**Selected passage**
Rates on hold - Whoopee Do

Rates on hold - Whoopee Do

Rates on hold for December - Whoopee Do


The reserve bank held rates steady in December, a welcome relief for investors facing increasing holding costs. But that’s where the good news ends.

Whilst rents have certainly rebounded from Covid lows, they do not account for the huge extra burden on investors caused by poor government policy implementing unpoliced legislation that has had the knock-on effect of further worsening the housing crisis.


Let’s look at this in more detail.

Interest rates have increased +/- 4% so on a $500k loan that’s an extra $20,000 per annum or $383pw in holding costs.

Further, owners now need to spend more meeting the new government minimum standards for renting. This includes excessive electrical checks (including 3 full checks within 4 years of a brand new property being built), annual smoke detector checks and exhaustive gas checks every two years. Whilst safety is paramount, electricians and gas fitters are licking their lips (if they enjoy monotonous work). An undercover investigation by a major industry service provider indicated that nearly all other providers of theses checks were not completing them as required and I am yet to hear of any consequences through VCAT for owners not completing them, or the other minimum standards even though heavy fines were threatened when the legislation was enacted almost 3 years ago. Consumer Affairs Victoria is the responsible body and I don’t think they have the resources to deal with it. Agents have been lumped with the role of educating the public and their workloads have skyrocketed whilst delivering bad news to owners.


The result – owners with properties that need substantial works are selling them – to owner-occupiers, worsening the problem as population growth and record migration just keeps adding to the tenant pool. Older properties are bulldozed and replaced with three townhouses that push low-income families out of areas they used to be able to afford. Rates and Owners corporation fees keep rising and trades costs are through the roof.

**Exercise tasks**
1. Rewrite the article on rates from "Rates on hold for" to "in more detail.", replacing "investors" with "landlords".
2. State whether each statement agrees with the article on rates, answering yes or no and quoting the words that decide it: (a) The reserve bank raised rates in December. (b) Smoke detector checks are required every year. (c) Gas checks are required every year.

[Document understanding data]
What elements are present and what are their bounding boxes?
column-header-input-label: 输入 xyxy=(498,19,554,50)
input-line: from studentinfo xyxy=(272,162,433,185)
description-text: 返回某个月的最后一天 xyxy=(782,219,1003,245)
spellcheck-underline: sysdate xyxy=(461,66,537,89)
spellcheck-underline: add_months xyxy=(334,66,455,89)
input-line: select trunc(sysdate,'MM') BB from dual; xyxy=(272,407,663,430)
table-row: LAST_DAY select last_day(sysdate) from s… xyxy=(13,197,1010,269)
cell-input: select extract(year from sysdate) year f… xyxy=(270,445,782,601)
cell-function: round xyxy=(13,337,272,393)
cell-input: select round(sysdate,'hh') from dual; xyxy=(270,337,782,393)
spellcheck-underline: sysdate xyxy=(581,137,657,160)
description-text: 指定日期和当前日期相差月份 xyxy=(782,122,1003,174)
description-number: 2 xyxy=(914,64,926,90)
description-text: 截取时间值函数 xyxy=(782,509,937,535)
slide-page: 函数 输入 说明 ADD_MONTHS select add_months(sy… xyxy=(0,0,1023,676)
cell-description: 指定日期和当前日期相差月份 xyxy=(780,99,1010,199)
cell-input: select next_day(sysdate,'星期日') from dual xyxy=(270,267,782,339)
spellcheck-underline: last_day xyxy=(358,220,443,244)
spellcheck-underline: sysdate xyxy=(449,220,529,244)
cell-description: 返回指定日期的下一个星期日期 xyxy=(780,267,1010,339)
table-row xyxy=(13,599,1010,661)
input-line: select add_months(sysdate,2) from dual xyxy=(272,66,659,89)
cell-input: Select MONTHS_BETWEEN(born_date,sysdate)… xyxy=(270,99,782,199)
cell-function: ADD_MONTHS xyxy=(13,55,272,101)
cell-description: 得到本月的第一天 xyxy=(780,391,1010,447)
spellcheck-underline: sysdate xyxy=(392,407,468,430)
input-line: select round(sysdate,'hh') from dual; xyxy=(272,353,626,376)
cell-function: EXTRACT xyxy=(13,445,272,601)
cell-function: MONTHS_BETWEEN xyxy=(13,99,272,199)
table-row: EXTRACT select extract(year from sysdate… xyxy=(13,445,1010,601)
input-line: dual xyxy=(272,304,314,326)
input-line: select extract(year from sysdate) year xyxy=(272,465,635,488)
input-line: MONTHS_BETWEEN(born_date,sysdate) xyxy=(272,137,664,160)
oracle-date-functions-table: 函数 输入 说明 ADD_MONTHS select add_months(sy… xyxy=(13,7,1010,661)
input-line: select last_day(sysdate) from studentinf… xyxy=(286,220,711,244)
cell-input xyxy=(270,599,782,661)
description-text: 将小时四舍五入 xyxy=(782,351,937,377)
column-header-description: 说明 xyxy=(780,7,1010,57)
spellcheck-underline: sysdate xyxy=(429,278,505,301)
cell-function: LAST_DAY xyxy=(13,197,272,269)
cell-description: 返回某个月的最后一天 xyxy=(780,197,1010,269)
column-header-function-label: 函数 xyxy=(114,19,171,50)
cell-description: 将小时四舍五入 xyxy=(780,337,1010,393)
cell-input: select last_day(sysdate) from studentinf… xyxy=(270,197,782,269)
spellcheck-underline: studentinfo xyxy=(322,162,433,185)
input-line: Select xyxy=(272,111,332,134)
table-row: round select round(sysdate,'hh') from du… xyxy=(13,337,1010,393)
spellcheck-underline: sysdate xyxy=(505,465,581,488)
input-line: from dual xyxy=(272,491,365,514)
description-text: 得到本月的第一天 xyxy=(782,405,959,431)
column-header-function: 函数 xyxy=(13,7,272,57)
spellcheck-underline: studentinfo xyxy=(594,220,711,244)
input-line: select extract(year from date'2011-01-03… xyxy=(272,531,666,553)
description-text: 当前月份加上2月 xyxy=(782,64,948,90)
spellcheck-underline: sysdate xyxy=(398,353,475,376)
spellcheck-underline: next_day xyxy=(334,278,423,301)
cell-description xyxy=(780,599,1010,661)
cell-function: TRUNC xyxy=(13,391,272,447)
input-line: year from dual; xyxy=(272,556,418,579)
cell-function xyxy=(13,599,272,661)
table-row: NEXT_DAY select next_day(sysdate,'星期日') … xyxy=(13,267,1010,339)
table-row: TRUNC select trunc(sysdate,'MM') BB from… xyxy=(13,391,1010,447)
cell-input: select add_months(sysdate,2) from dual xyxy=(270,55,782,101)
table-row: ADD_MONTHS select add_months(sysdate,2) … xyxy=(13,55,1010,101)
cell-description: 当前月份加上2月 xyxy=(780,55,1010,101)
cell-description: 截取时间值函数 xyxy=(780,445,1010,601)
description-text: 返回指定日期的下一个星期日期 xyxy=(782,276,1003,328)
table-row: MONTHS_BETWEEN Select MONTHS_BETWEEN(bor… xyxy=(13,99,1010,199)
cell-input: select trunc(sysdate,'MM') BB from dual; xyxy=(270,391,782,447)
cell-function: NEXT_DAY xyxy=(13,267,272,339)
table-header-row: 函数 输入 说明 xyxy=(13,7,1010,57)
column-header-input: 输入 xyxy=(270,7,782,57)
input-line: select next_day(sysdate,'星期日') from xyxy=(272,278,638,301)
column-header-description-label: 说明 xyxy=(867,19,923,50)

**Responses in order**
1.
Rates on hold for December - Whoopee Do


The reserve bank held rates steady in December, a welcome relief for landlords facing increasing holding costs. But that’s where the good news ends.

Whilst rents have certainly rebounded from Covid lows, they do not account for the huge extra burden on landlords caused by poor government policy implementing unpoliced legislation that has had the knock-on effect of further worsening the housing crisis.


Let’s look at this in more detail.

2.
(a) No: "The reserve bank held rates steady in December"
(b) Yes: "annual smoke detector checks"
(c) No: "exhaustive gas checks every two years"